Job>
Each entry below is to be given again word for word, with no pictures.

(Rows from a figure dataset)
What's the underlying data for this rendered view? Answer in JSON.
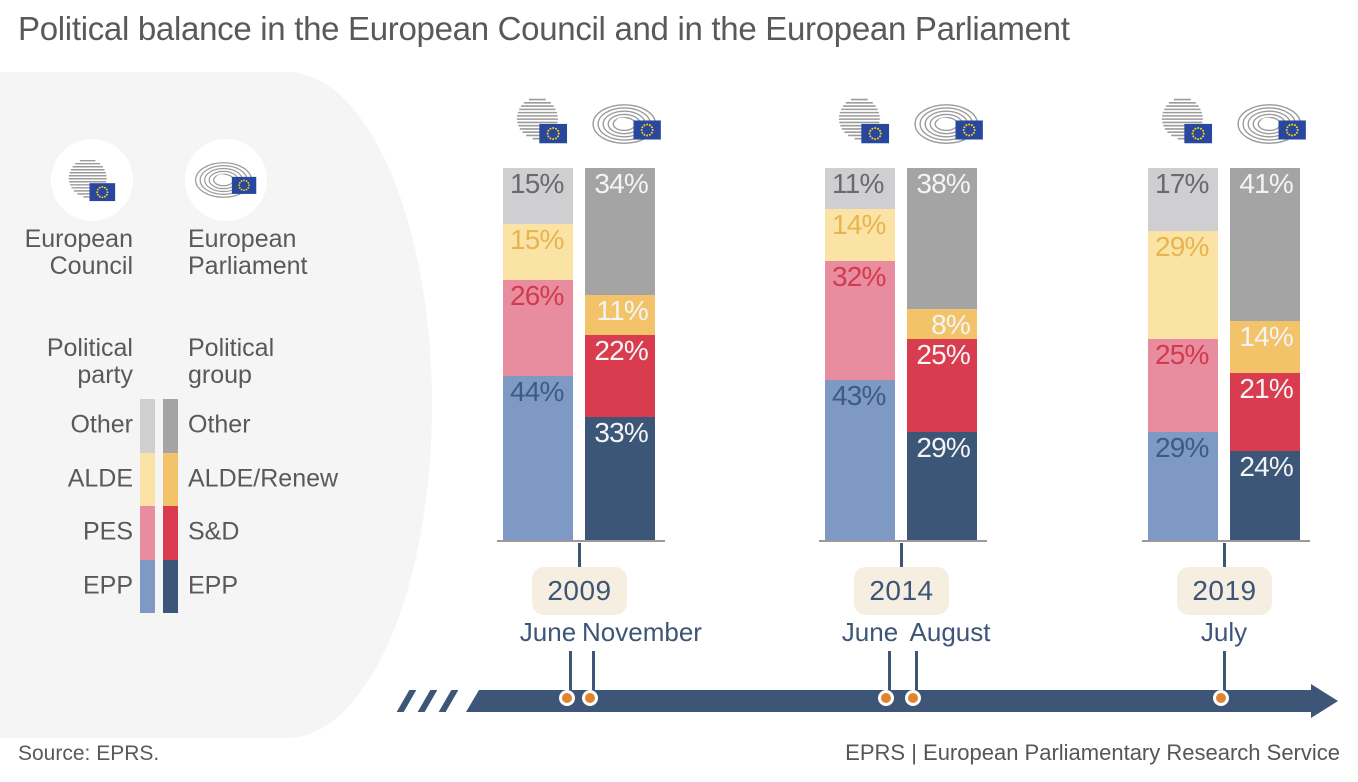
{
  "header": {
    "title": "Political balance in the European Council and in the European Parliament"
  },
  "footer": {
    "source": "Source: EPRS.",
    "credit": "EPRS | European Parliamentary Research Service"
  },
  "legend": {
    "council_title": [
      "European",
      "Council"
    ],
    "parliament_title": [
      "European",
      "Parliament"
    ],
    "party_col_title": [
      "Political",
      "party"
    ],
    "group_col_title": [
      "Political",
      "group"
    ],
    "rows": [
      {
        "party": "Other",
        "group": "Other"
      },
      {
        "party": "ALDE",
        "group": "ALDE/Renew"
      },
      {
        "party": "PES",
        "group": "S&D"
      },
      {
        "party": "EPP",
        "group": "EPP"
      }
    ]
  },
  "icons": [
    "eu-council-icon",
    "eu-parliament-icon",
    "eu-flag-icon"
  ],
  "colors": {
    "council_segments": [
      "#7e99c3",
      "#e88d9f",
      "#fae3a5",
      "#cfcfd1"
    ],
    "council_label_text": [
      "#3e5b85",
      "#d23a4e",
      "#e8b44e",
      "#6a6a6d"
    ],
    "parliament_segments": [
      "#3c5677",
      "#d93b4f",
      "#f2c368",
      "#a4a4a5"
    ],
    "parliament_label_text": "#f4f4f4",
    "timeline": "#3d5577",
    "dot_orange": "#e0852e",
    "year_box_bg": "#f6eee1",
    "panel_bg": "#f5f5f6",
    "text_dark": "#58595b",
    "flag_blue": "#29489d",
    "flag_stars": "#f7d117",
    "icon_gray": "#9b9b9b"
  },
  "chart_data": {
    "type": "bar",
    "stacked": true,
    "unit": "%",
    "value_axis_max": 100,
    "council_series": [
      "EPP",
      "PES",
      "ALDE",
      "Other"
    ],
    "parliament_series": [
      "EPP",
      "S&D",
      "ALDE/Renew",
      "Other"
    ],
    "groups": [
      {
        "year": "2009",
        "months": [
          "June",
          "November"
        ],
        "council_values": [
          44,
          26,
          15,
          15
        ],
        "parliament_values": [
          33,
          22,
          11,
          34
        ]
      },
      {
        "year": "2014",
        "months": [
          "June",
          "August"
        ],
        "council_values": [
          43,
          32,
          14,
          11
        ],
        "parliament_values": [
          29,
          25,
          8,
          38
        ]
      },
      {
        "year": "2019",
        "months": [
          "July"
        ],
        "council_values": [
          29,
          25,
          29,
          17
        ],
        "parliament_values": [
          24,
          21,
          14,
          41
        ]
      }
    ]
  }
}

Output below>
What's the underlying data for this rendered view? Answer in JSON.
{
  "header": {
    "title": "Political balance in the European Council and in the European Parliament"
  },
  "footer": {
    "source": "Source: EPRS.",
    "credit": "EPRS | European Parliamentary Research Service"
  },
  "legend": {
    "council_title": [
      "European",
      "Council"
    ],
    "parliament_title": [
      "European",
      "Parliament"
    ],
    "party_col_title": [
      "Political",
      "party"
    ],
    "group_col_title": [
      "Political",
      "group"
    ],
    "rows": [
      {
        "party": "Other",
        "group": "Other"
      },
      {
        "party": "ALDE",
        "group": "ALDE/Renew"
      },
      {
        "party": "PES",
        "group": "S&D"
      },
      {
        "party": "EPP",
        "group": "EPP"
      }
    ]
  },
  "icons": [
    "eu-council-icon",
    "eu-parliament-icon",
    "eu-flag-icon"
  ],
  "colors": {
    "council_segments": [
      "#7e99c3",
      "#e88d9f",
      "#fae3a5",
      "#cfcfd1"
    ],
    "council_label_text": [
      "#3e5b85",
      "#d23a4e",
      "#e8b44e",
      "#6a6a6d"
    ],
    "parliament_segments": [
      "#3c5677",
      "#d93b4f",
      "#f2c368",
      "#a4a4a5"
    ],
    "parliament_label_text": "#f4f4f4",
    "timeline": "#3d5577",
    "dot_orange": "#e0852e",
    "year_box_bg": "#f6eee1",
    "panel_bg": "#f5f5f6",
    "text_dark": "#58595b",
    "flag_blue": "#29489d",
    "flag_stars": "#f7d117",
    "icon_gray": "#9b9b9b"
  },
  "chart_data": {
    "type": "bar",
    "stacked": true,
    "unit": "%",
    "value_axis_max": 100,
    "council_series": [
      "EPP",
      "PES",
      "ALDE",
      "Other"
    ],
    "parliament_series": [
      "EPP",
      "S&D",
      "ALDE/Renew",
      "Other"
    ],
    "groups": [
      {
        "year": "2009",
        "months": [
          "June",
          "November"
        ],
        "council_values": [
          44,
          26,
          15,
          15
        ],
        "parliament_values": [
          33,
          22,
          11,
          34
        ]
      },
      {
        "year": "2014",
        "months": [
          "June",
          "August"
        ],
        "council_values": [
          43,
          32,
          14,
          11
        ],
        "parliament_values": [
          29,
          25,
          8,
          38
        ]
      },
      {
        "year": "2019",
        "months": [
          "July"
        ],
        "council_values": [
          29,
          25,
          29,
          17
        ],
        "parliament_values": [
          24,
          21,
          14,
          41
        ]
      }
    ]
  }
}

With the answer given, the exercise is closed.